## What you are asked to do
Write each line out again exactly as written.

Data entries
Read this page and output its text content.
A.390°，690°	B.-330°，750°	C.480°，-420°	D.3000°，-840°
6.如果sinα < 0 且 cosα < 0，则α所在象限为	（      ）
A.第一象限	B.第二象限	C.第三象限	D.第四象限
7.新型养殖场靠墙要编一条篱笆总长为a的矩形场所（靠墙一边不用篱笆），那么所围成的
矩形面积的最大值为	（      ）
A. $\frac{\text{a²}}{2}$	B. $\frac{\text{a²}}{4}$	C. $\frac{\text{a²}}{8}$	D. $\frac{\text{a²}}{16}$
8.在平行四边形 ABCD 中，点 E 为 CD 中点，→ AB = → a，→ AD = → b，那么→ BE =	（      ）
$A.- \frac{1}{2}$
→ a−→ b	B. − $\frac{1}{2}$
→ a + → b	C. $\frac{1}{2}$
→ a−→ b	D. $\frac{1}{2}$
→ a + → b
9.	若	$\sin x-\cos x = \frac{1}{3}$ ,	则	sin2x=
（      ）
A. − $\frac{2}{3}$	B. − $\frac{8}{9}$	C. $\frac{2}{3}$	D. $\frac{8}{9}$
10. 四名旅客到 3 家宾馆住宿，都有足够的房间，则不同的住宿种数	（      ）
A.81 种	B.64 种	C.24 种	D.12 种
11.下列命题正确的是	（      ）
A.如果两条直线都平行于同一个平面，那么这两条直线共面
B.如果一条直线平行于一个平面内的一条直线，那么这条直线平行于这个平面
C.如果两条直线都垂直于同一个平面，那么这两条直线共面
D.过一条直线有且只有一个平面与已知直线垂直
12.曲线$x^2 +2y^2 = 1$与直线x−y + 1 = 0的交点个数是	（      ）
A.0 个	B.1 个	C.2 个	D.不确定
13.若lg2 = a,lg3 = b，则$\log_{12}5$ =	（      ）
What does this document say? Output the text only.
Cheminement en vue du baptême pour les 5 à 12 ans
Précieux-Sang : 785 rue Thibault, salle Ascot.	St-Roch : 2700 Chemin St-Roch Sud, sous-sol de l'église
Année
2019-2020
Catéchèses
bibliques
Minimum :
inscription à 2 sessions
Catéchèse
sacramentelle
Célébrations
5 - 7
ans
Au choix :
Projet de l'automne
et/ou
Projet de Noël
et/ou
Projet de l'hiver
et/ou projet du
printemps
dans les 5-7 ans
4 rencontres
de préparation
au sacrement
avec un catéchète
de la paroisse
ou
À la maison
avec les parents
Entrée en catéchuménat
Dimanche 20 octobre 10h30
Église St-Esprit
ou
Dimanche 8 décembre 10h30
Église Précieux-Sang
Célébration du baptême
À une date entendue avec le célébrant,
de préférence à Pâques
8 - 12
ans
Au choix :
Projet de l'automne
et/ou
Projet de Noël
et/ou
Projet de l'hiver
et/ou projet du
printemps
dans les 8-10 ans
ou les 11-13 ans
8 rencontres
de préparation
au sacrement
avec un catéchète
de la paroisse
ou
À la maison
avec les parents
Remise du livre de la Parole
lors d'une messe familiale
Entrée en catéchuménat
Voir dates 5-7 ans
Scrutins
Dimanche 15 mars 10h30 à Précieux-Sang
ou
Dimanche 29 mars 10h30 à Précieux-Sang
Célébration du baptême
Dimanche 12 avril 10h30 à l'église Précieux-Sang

## Final answer
Read this page and output its text content.
A.390°，690°	B.-330°，750°	C.480°，-420°	D.3000°，-840°
6.如果sinα < 0 且 cosα < 0，则α所在象限为	（      ）
A.第一象限	B.第二象限	C.第三象限	D.第四象限
7.新型养殖场靠墙要编一条篱笆总长为a的矩形场所（靠墙一边不用篱笆），那么所围成的
矩形面积的最大值为	（      ）
A. $\frac{\text{a²}}{2}$	B. $\frac{\text{a²}}{4}$	C. $\frac{\text{a²}}{8}$	D. $\frac{\text{a²}}{16}$
8.在平行四边形 ABCD 中，点 E 为 CD 中点，→ AB = → a，→ AD = → b，那么→ BE =	（      ）
$A.- \frac{1}{2}$
→ a−→ b	B. − $\frac{1}{2}$
→ a + → b	C. $\frac{1}{2}$
→ a−→ b	D. $\frac{1}{2}$
→ a + → b
9.	若	$\sin x-\cos x = \frac{1}{3}$ ,	则	sin2x=
（      ）
A. − $\frac{2}{3}$	B. − $\frac{8}{9}$	C. $\frac{2}{3}$	D. $\frac{8}{9}$
10. 四名旅客到 3 家宾馆住宿，都有足够的房间，则不同的住宿种数	（      ）
A.81 种	B.64 种	C.24 种	D.12 种
11.下列命题正确的是	（      ）
A.如果两条直线都平行于同一个平面，那么这两条直线共面
B.如果一条直线平行于一个平面内的一条直线，那么这条直线平行于这个平面
C.如果两条直线都垂直于同一个平面，那么这两条直线共面
D.过一条直线有且只有一个平面与已知直线垂直
12.曲线$x^2 +2y^2 = 1$与直线x−y + 1 = 0的交点个数是	（      ）
A.0 个	B.1 个	C.2 个	D.不确定
13.若lg2 = a,lg3 = b，则$\log_{12}5$ =	（      ）
What does this document say? Output the text only.
Cheminement en vue du baptême pour les 5 à 12 ans
Précieux-Sang : 785 rue Thibault, salle Ascot.	St-Roch : 2700 Chemin St-Roch Sud, sous-sol de l'église
Année
2019-2020
Catéchèses
bibliques
Minimum :
inscription à 2 sessions
Catéchèse
sacramentelle
Célébrations
5 - 7
ans
Au choix :
Projet de l'automne
et/ou
Projet de Noël
et/ou
Projet de l'hiver
et/ou projet du
printemps
dans les 5-7 ans
4 rencontres
de préparation
au sacrement
avec un catéchète
de la paroisse
ou
À la maison
avec les parents
Entrée en catéchuménat
Dimanche 20 octobre 10h30
Église St-Esprit
ou
Dimanche 8 décembre 10h30
Église Précieux-Sang
Célébration du baptême
À une date entendue avec le célébrant,
de préférence à Pâques
8 - 12
ans
Au choix :
Projet de l'automne
et/ou
Projet de Noël
et/ou
Projet de l'hiver
et/ou projet du
printemps
dans les 8-10 ans
ou les 11-13 ans
8 rencontres
de préparation
au sacrement
avec un catéchète
de la paroisse
ou
À la maison
avec les parents
Remise du livre de la Parole
lors d'une messe familiale
Entrée en catéchuménat
Voir dates 5-7 ans
Scrutins
Dimanche 15 mars 10h30 à Précieux-Sang
ou
Dimanche 29 mars 10h30 à Précieux-Sang
Célébration du baptême
Dimanche 12 avril 10h30 à l'église Précieux-Sang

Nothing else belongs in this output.